CONSIGNE:
Selon l'extrait sur les apprentissages implicites, pourquoi l'enseignement de la lecture a-t-il pour effet indirect de décupler ces apprentissages ? Répondez en une à trois phrases.

EXTRAIT DU TEXTE:
┄┄┄┄┄┄┄┄┄┄┄┄┄┄┄┄┄┄┄┄

8Il y a là le socle des apprentissages implicites dont l’intensité dépendra de la fréquence avec laquelle l’apprenant portera son attention à l’écrit. En effet, comme le montrent les recherches qui leur sont consacrées, les apprentissages implicites dépendent de la fréquence avec laquelle l’attention est portée sur un environnement présentant une même organisation. Ainsi, plus souvent il manipule l’écrit, plus le lecteur fera d’apprentissages implicites concernant l’écrit. Une des conséquences de l’enseignement de la lecture (au début de l’école primaire) est une considérable augmentation de la manipulation d’écrits. En conséquence, l’enseignement de la lecture, tout en munissant l’élève de connaissance explicite sur l’écrit, a pour effet indirect de décupler les apprentissages implicites. C’est sans doute une caractéristique commune à toutes les situations pédagogiques qui conduisent les élèves à porter de façon répétée leur attention sur un objet structuré d’apprentissage, ce qui est le cas notamment des langues en tant qu’objets linguistiques.

┄┄┄┄┄┄┄┄┄┄┄┄┄┄┄┄┄┄┄┄

DONNÉES FOURNIES:
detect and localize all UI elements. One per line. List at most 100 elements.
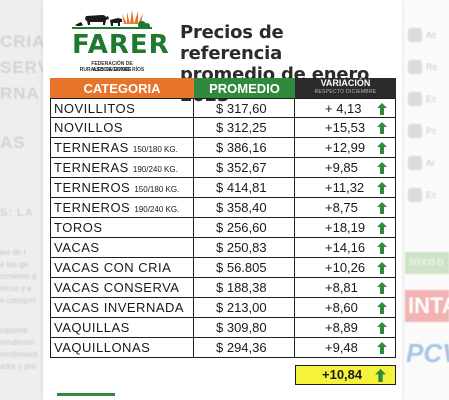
farm-animals-icon: [72, 10, 152, 29]
table-row: TERNEROS 150/180 KG. $ 414,81 +11,32: [50, 178, 396, 198]
background-pcv-logo: PCV: [406, 338, 449, 368]
variation-cell: +14,16: [295, 238, 396, 257]
category-label: VAQUILLONAS: [54, 340, 151, 355]
average-price-cell: $ 250,83: [194, 238, 295, 257]
logo-subtitle: FEDERACIÓN DE ASOCIACIONES: [91, 61, 133, 73]
arrow-up-icon: [377, 322, 387, 334]
title-line: Precios de referencia: [180, 22, 284, 64]
variation-value: +18,19: [325, 220, 366, 235]
category-cell: VACAS CON CRIA: [50, 258, 194, 277]
variation-cell: +8,81: [295, 278, 396, 297]
background-text: rendimient: [0, 350, 38, 359]
average-price-cell: $ 56.805: [194, 258, 295, 277]
background-text: ies de r: [0, 248, 27, 257]
background-left-column: CRIA SERV RNA AS S: LA ies de r e los ga…: [0, 0, 49, 400]
header-variation-label: VARIACIÓN: [320, 78, 371, 88]
background-text: Ec: [426, 94, 437, 104]
category-weight-range: 150/180 KG.: [132, 145, 178, 154]
background-word: CRIA: [0, 32, 46, 51]
average-price-cell: $ 188,38: [194, 278, 295, 297]
category-cell: VACAS INVERNADA: [50, 298, 194, 317]
background-text: nicos y e: [0, 284, 32, 293]
background-icon: [408, 28, 422, 42]
arrow-up-icon: [377, 142, 387, 154]
background-icon: [408, 60, 422, 74]
average-price-cell: $ 256,60: [194, 218, 295, 237]
background-banner: SITIOS D: [405, 252, 449, 274]
header-category: CATEGORIA: [50, 78, 194, 98]
variation-value: +10,26: [325, 260, 366, 275]
arrow-up-icon: [377, 342, 387, 354]
background-icon: [408, 156, 422, 170]
background-word: S: LA: [0, 207, 34, 219]
variation-value: +8,60: [325, 300, 358, 315]
category-cell: VAQUILLAS: [50, 318, 194, 337]
average-price-cell: $ 386,16: [194, 138, 295, 157]
background-word: SERV: [0, 58, 50, 77]
arrow-up-icon: [377, 302, 387, 314]
arrow-up-icon: [377, 262, 387, 274]
background-icon: [408, 188, 422, 202]
background-text: e los ga: [0, 260, 29, 269]
logo-subtitle: RURALES DE ENTRE RÍOS: [79, 67, 145, 73]
background-text: ador y pre: [0, 362, 37, 371]
category-cell: TERNERAS 190/240 KG.: [50, 158, 194, 177]
average-price-cell: $ 317,60: [194, 99, 295, 118]
decorative-bar: [57, 393, 115, 396]
average-price-cell: $ 352,67: [194, 158, 295, 177]
farer-logo: FARER FEDERACIÓN DE ASOCIACIONES RURALES…: [72, 6, 169, 74]
category-cell: NOVILLOS: [50, 118, 194, 137]
arrow-up-icon: [377, 202, 387, 214]
price-table: NOVILLITOS $ 317,60 + 4,13 NOVILLOS $ 312,25…: [50, 98, 396, 358]
table-row: TERNERAS 190/240 KG. $ 352,67 +9,85: [50, 158, 396, 178]
variation-cell: +8,75: [295, 198, 396, 217]
category-label: NOVILLOS: [54, 120, 124, 135]
table-row: VAQUILLAS $ 309,80 +8,89: [50, 318, 396, 338]
category-label: TERNEROS: [54, 180, 135, 195]
average-price-cell: $ 358,40: [194, 198, 295, 217]
category-cell: NOVILLITOS: [50, 99, 194, 118]
category-cell: VACAS CONSERVA: [50, 278, 194, 297]
category-cell: TERNEROS 150/180 KG.: [50, 178, 194, 197]
background-text: cimiento d: [0, 272, 37, 281]
variation-cell: +10,26: [295, 258, 396, 277]
category-cell: VACAS: [50, 238, 194, 257]
average-price-cell: $ 213,00: [194, 298, 295, 317]
table-row: TOROS $ 256,60 +18,19: [50, 218, 396, 238]
category-label: VAQUILLAS: [54, 320, 130, 335]
category-weight-range: 190/240 KG.: [134, 205, 180, 214]
variation-cell: +8,89: [295, 318, 396, 337]
background-text: Ec: [426, 190, 437, 200]
variation-value: +8,75: [325, 200, 358, 215]
variation-value: +15,53: [325, 120, 366, 135]
background-text: cacione: [0, 326, 28, 335]
category-weight-range: 150/180 KG.: [134, 185, 180, 194]
variation-cell: +12,99: [295, 138, 396, 157]
background-icon: [408, 124, 422, 138]
table-row: VAQUILLONAS $ 294,36 +9,48: [50, 338, 396, 358]
category-label: VACAS CON CRIA: [54, 260, 172, 275]
background-word: RNA: [0, 84, 40, 103]
category-label: TOROS: [54, 220, 103, 235]
background-text: Ar: [426, 158, 435, 168]
background-inta-logo: INTA: [405, 290, 449, 322]
variation-value: +14,16: [325, 240, 366, 255]
total-variation-value: +10,84: [322, 367, 363, 382]
category-label: TERNEROS: [54, 200, 135, 215]
table-row: VACAS $ 250,83 +14,16: [50, 238, 396, 258]
header-variation: VARIACIÓN RESPECTO DICIEMBRE: [295, 78, 396, 98]
variation-value: +8,89: [325, 320, 358, 335]
variation-cell: +18,19: [295, 218, 396, 237]
variation-value: + 4,13: [325, 101, 362, 116]
header-average: PROMEDIO: [194, 78, 295, 98]
category-cell: TERNEROS 190/240 KG.: [50, 198, 194, 217]
average-price-cell: $ 309,80: [194, 318, 295, 337]
background-text: Re: [426, 62, 438, 72]
category-cell: TERNERAS 150/180 KG.: [50, 138, 194, 157]
table-row: VACAS CONSERVA $ 188,38 +8,81: [50, 278, 396, 298]
arrow-up-icon: [377, 222, 387, 234]
variation-cell: +11,32: [295, 178, 396, 197]
header-variation-sub: RESPECTO DICIEMBRE: [314, 89, 377, 95]
arrow-up-icon: [377, 242, 387, 254]
table-row: VACAS INVERNADA $ 213,00 +8,60: [50, 298, 396, 318]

┄┄┄┄┄┄┄┄┄┄┄┄┄┄┄┄┄┄┄┄

RÉPONSE RÉDIGÉE:
L'enseignement de la lecture, au début de l'école primaire, entraîne une considérable augmentation de la manipulation d'écrits. Or les apprentissages implicites dépendent de la fréquence avec laquelle l'attention est portée sur un environnement présentant une même organisation. Plus le lecteur manipule l'écrit, plus il fait donc d'apprentissages implicites sur l'écrit.